» **Çıkarılan Metin**
────────────────
THE BİG BANG THEORY’NİN ‘DAHİLERİ’
Leonard Hofstadter, IQ Derecesi: 173
Leonard (romantik olan) ve arkadaşı Sheldon (dahilerin en sevimlisi) aynı daireyi paylaşıyor. Genelde çok iyi anlaşamamalarına rağmen aynı daireyi paylaşmayı başarabiliyorlar, dahilik bu olsa gerek, anlaşamasanda bir arada yaşayabilmek. Sheldon herşeyi tajınıt yapabilen, alışkanlıklarından taviz veremeyen hatta onlara hastalık derecesinde bağlı olan bir tip. Oturacağı yeri bile seçebilmesi için uzun hesaplamalara ihtiyaç duyuyor.
────────────────
» **Satırlar**
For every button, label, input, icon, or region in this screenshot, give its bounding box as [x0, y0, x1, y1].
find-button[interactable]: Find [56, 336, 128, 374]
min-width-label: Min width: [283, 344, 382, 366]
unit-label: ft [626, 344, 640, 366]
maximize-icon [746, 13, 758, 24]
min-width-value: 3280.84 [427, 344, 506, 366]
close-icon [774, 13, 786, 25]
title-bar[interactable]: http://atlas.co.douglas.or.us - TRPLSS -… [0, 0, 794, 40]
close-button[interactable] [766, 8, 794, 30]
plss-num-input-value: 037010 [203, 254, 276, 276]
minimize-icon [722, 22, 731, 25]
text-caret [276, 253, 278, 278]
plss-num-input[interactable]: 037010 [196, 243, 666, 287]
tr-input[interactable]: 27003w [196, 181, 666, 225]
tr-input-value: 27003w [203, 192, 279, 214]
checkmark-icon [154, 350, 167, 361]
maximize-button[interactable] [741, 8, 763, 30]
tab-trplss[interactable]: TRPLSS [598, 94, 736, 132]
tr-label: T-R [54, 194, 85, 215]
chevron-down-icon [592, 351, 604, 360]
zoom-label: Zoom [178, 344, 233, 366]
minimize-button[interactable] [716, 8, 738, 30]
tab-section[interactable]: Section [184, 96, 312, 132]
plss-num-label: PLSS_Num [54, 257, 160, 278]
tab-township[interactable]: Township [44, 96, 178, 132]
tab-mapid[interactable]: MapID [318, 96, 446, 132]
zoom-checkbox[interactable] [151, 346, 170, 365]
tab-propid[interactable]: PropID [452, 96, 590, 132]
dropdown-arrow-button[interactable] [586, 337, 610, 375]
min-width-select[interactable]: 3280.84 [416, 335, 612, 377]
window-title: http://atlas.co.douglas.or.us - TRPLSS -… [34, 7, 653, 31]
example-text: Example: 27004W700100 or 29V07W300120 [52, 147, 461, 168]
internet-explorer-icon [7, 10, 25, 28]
────────────────
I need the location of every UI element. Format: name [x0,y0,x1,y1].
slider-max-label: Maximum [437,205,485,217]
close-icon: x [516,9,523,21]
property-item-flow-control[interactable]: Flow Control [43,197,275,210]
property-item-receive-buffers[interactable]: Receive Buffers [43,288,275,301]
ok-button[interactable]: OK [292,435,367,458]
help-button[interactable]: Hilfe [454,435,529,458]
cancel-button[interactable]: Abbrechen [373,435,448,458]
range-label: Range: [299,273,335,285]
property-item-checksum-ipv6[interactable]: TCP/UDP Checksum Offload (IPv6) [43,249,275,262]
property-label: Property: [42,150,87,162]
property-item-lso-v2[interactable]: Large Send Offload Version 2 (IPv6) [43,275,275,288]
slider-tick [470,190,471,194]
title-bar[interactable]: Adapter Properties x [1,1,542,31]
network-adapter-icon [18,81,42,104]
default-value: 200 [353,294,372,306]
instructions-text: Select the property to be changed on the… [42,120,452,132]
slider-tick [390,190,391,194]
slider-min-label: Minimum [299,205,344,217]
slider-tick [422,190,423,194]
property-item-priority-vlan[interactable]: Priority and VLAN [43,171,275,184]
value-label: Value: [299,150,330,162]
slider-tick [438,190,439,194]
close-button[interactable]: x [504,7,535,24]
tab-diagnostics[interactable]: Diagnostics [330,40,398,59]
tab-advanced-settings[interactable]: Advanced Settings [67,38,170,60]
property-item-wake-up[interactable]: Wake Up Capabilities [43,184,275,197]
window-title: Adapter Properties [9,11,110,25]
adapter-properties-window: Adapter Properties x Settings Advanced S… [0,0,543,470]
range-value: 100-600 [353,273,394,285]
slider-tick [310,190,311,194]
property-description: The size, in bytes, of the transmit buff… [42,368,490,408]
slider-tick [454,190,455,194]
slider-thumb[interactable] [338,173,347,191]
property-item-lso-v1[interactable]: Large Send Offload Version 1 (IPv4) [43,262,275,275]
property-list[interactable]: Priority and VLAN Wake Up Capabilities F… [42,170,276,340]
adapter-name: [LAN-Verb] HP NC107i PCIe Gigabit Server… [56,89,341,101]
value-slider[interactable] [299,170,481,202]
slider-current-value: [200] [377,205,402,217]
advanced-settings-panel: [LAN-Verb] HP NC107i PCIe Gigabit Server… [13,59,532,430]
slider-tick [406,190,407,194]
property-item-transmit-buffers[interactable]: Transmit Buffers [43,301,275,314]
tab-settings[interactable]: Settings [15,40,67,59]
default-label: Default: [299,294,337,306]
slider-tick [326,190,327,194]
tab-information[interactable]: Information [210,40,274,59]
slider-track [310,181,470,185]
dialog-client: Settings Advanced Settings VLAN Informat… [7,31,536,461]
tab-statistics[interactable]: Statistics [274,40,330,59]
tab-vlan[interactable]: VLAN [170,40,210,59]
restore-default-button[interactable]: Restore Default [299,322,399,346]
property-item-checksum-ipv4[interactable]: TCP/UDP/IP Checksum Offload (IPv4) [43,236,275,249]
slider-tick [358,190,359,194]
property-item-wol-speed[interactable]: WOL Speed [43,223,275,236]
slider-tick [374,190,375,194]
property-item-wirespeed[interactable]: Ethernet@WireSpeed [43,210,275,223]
────────────────
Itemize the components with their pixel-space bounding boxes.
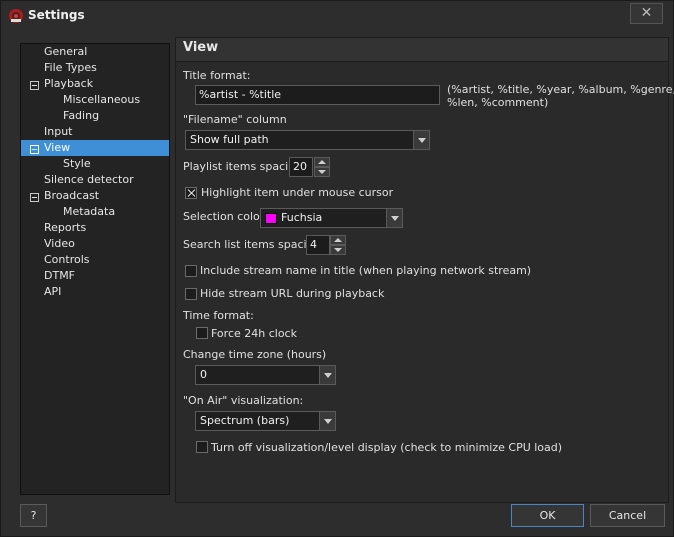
────────────────
» **Görev**
The Big Bang Theory dizisinin karakterlerini anlatan metinden, "THE BİG BANG" sözcüklerini içeren yerle başlayıp "hesaplamalara ihtiyaç duyuyor." ile biten bölümü hiçbir değişiklik yapmadan çıkarın. Listenin bu çalışmada hiçbir işlevi yoktur.

» **Nihai Sonuç**
THE BİG BANG THEORY’NİN ‘DAHİLERİ’
Leonard Hofstadter, IQ Derecesi: 173
Leonard (romantik olan) ve arkadaşı Sheldon (dahilerin en sevimlisi) aynı daireyi paylaşıyor. Genelde çok iyi anlaşamamalarına rağmen aynı daireyi paylaşmayı başarabiliyorlar, dahilik bu olsa gerek, anlaşamasanda bir arada yaşayabilmek. Sheldon herşeyi tajınıt yapabilen, alışkanlıklarından taviz veremeyen hatta onlara hastalık derecesinde bağlı olan bir tip. Oturacağı yeri bile seçebilmesi için uzun hesaplamalara ihtiyaç duyuyor.